:: Problem ::
Write out the listing below word for word, from its first line through the line containing "workspace-residency: USA bbox=[303, 138, 330, 153]", including both of those lines.
### Exercise input
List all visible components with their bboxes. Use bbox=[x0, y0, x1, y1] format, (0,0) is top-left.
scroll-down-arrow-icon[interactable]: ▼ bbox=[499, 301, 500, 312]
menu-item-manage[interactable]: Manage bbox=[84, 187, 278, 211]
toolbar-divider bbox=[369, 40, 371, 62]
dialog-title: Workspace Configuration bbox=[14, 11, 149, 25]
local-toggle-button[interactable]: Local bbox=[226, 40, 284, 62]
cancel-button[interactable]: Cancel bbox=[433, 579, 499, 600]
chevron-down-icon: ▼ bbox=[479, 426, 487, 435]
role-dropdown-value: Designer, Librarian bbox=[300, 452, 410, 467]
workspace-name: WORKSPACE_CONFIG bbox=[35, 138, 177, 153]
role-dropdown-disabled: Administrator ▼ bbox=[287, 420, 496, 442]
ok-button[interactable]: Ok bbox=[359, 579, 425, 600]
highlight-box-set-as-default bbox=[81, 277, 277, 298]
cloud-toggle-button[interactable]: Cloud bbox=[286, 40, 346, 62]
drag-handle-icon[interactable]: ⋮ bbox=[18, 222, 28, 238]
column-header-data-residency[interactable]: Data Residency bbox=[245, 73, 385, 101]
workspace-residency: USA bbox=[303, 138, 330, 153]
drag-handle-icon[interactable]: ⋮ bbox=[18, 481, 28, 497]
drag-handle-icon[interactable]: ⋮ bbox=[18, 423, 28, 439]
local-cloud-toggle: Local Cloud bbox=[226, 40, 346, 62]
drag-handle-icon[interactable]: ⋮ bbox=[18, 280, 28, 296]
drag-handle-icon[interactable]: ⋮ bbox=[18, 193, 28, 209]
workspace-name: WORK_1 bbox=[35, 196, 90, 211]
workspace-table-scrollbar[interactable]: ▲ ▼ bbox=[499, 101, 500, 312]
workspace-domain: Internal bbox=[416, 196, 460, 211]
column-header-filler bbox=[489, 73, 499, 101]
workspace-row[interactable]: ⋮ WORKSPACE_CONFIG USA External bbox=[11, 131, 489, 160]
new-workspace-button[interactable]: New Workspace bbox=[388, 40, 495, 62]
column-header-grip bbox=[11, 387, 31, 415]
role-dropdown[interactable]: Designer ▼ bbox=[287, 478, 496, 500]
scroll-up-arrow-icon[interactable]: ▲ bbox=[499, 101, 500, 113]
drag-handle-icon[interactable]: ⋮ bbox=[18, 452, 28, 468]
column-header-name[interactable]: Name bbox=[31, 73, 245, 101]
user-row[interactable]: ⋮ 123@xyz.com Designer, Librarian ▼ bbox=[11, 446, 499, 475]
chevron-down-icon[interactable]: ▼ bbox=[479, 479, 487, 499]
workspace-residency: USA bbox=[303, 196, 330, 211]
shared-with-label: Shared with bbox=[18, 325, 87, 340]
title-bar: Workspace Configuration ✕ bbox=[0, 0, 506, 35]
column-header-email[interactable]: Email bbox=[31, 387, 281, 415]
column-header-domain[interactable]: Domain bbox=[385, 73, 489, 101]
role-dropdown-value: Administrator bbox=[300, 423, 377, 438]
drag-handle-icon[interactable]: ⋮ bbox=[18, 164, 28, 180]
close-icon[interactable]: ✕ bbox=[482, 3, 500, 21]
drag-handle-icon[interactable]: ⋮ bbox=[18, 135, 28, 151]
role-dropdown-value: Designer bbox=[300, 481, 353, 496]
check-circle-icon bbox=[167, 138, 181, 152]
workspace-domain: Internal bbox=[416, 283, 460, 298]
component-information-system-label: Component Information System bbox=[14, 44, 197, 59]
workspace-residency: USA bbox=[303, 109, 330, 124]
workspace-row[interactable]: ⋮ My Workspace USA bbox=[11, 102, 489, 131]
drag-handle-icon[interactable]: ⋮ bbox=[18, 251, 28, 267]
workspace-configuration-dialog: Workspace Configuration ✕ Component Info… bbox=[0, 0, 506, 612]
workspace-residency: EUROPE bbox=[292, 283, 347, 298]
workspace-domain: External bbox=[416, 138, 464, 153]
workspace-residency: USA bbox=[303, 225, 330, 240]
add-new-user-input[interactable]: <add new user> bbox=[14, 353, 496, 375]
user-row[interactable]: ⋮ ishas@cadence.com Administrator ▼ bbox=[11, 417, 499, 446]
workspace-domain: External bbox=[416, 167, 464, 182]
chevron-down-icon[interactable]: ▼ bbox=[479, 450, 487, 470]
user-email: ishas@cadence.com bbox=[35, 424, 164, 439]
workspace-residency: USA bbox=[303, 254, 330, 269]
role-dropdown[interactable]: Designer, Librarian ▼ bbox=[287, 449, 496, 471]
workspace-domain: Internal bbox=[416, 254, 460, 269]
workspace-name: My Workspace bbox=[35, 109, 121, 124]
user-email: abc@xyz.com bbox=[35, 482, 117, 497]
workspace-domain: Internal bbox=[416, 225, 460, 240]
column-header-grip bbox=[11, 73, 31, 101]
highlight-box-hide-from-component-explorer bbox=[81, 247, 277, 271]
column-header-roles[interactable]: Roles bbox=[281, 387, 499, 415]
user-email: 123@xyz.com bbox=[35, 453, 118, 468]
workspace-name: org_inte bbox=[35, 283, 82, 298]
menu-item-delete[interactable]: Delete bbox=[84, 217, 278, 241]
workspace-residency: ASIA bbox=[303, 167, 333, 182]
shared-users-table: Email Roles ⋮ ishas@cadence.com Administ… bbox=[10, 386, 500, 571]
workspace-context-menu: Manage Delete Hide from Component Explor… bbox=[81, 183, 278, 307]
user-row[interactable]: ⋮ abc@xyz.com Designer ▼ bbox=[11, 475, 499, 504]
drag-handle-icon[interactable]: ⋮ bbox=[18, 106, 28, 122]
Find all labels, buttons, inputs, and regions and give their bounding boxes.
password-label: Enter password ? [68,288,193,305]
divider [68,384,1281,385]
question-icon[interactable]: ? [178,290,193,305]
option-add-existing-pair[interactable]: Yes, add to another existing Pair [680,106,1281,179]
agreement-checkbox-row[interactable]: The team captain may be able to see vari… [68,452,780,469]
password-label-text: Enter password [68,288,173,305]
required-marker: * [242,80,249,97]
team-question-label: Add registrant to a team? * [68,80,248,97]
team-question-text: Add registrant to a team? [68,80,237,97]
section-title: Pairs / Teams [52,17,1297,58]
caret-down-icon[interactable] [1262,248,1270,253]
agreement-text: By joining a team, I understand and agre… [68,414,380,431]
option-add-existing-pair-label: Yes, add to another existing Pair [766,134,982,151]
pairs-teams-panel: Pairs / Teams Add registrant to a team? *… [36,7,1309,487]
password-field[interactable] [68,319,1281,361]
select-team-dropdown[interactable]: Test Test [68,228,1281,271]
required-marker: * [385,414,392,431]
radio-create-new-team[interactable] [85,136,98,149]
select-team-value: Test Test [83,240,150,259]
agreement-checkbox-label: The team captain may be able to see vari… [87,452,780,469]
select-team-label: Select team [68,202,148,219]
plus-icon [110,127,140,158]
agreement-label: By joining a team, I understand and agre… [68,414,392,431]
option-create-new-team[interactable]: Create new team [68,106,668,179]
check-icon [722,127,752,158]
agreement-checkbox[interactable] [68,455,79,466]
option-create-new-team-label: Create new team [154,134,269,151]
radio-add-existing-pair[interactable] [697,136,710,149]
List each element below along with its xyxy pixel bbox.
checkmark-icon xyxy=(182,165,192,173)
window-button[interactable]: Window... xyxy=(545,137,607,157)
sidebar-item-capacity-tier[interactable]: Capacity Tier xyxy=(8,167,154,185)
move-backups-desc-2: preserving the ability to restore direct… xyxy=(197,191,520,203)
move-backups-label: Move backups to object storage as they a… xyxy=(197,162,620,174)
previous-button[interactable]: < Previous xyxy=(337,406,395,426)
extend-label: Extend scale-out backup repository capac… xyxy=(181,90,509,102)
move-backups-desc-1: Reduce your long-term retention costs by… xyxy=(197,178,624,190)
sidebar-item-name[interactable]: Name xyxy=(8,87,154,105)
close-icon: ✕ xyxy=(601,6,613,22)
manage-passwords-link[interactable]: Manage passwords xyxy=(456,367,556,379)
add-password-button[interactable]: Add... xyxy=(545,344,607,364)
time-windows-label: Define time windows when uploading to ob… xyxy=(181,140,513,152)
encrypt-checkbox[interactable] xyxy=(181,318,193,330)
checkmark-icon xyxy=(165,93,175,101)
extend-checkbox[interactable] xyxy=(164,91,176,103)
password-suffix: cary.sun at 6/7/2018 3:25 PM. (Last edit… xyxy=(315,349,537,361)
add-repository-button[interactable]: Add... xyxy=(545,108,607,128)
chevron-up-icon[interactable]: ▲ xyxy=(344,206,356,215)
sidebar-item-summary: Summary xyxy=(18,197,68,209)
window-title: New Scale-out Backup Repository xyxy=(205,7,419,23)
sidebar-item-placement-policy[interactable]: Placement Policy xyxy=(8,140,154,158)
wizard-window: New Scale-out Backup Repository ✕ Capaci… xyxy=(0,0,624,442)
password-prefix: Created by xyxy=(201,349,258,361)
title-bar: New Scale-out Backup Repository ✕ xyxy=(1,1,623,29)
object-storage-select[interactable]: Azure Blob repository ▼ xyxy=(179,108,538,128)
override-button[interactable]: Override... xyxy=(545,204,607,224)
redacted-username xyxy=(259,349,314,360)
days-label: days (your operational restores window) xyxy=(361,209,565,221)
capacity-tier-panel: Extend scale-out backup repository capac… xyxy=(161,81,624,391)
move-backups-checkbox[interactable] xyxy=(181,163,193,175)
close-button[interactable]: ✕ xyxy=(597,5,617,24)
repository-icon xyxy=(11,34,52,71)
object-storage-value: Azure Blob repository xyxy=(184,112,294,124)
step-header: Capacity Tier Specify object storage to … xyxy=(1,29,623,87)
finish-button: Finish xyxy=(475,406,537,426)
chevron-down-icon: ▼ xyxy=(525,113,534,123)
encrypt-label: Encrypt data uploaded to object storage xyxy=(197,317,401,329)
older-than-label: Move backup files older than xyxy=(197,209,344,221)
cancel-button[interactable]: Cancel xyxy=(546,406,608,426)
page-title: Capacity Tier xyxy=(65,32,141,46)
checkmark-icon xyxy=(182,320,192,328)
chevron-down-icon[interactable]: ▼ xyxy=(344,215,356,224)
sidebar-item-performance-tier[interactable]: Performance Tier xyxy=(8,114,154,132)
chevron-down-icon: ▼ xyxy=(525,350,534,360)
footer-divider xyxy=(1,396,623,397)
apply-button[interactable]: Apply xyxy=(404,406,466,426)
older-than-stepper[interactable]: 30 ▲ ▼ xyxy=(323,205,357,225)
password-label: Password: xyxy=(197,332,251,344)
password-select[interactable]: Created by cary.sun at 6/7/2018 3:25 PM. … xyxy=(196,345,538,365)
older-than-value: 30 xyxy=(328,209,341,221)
######
:: Result ::
List all visible components with their bboxes. Use bbox=[x0, y0, x1, y1] format, (0,0) is top-left.
scroll-down-arrow-icon[interactable]: ▼ bbox=[499, 301, 500, 312]
menu-item-manage[interactable]: Manage bbox=[84, 187, 278, 211]
toolbar-divider bbox=[369, 40, 371, 62]
dialog-title: Workspace Configuration bbox=[14, 11, 149, 25]
local-toggle-button[interactable]: Local bbox=[226, 40, 284, 62]
cancel-button[interactable]: Cancel bbox=[433, 579, 499, 600]
chevron-down-icon: ▼ bbox=[479, 426, 487, 435]
role-dropdown-value: Designer, Librarian bbox=[300, 452, 410, 467]
workspace-name: WORKSPACE_CONFIG bbox=[35, 138, 177, 153]
role-dropdown-disabled: Administrator ▼ bbox=[287, 420, 496, 442]
ok-button[interactable]: Ok bbox=[359, 579, 425, 600]
highlight-box-set-as-default bbox=[81, 277, 277, 298]
cloud-toggle-button[interactable]: Cloud bbox=[286, 40, 346, 62]
drag-handle-icon[interactable]: ⋮ bbox=[18, 222, 28, 238]
column-header-data-residency[interactable]: Data Residency bbox=[245, 73, 385, 101]
workspace-residency: USA bbox=[303, 138, 330, 153]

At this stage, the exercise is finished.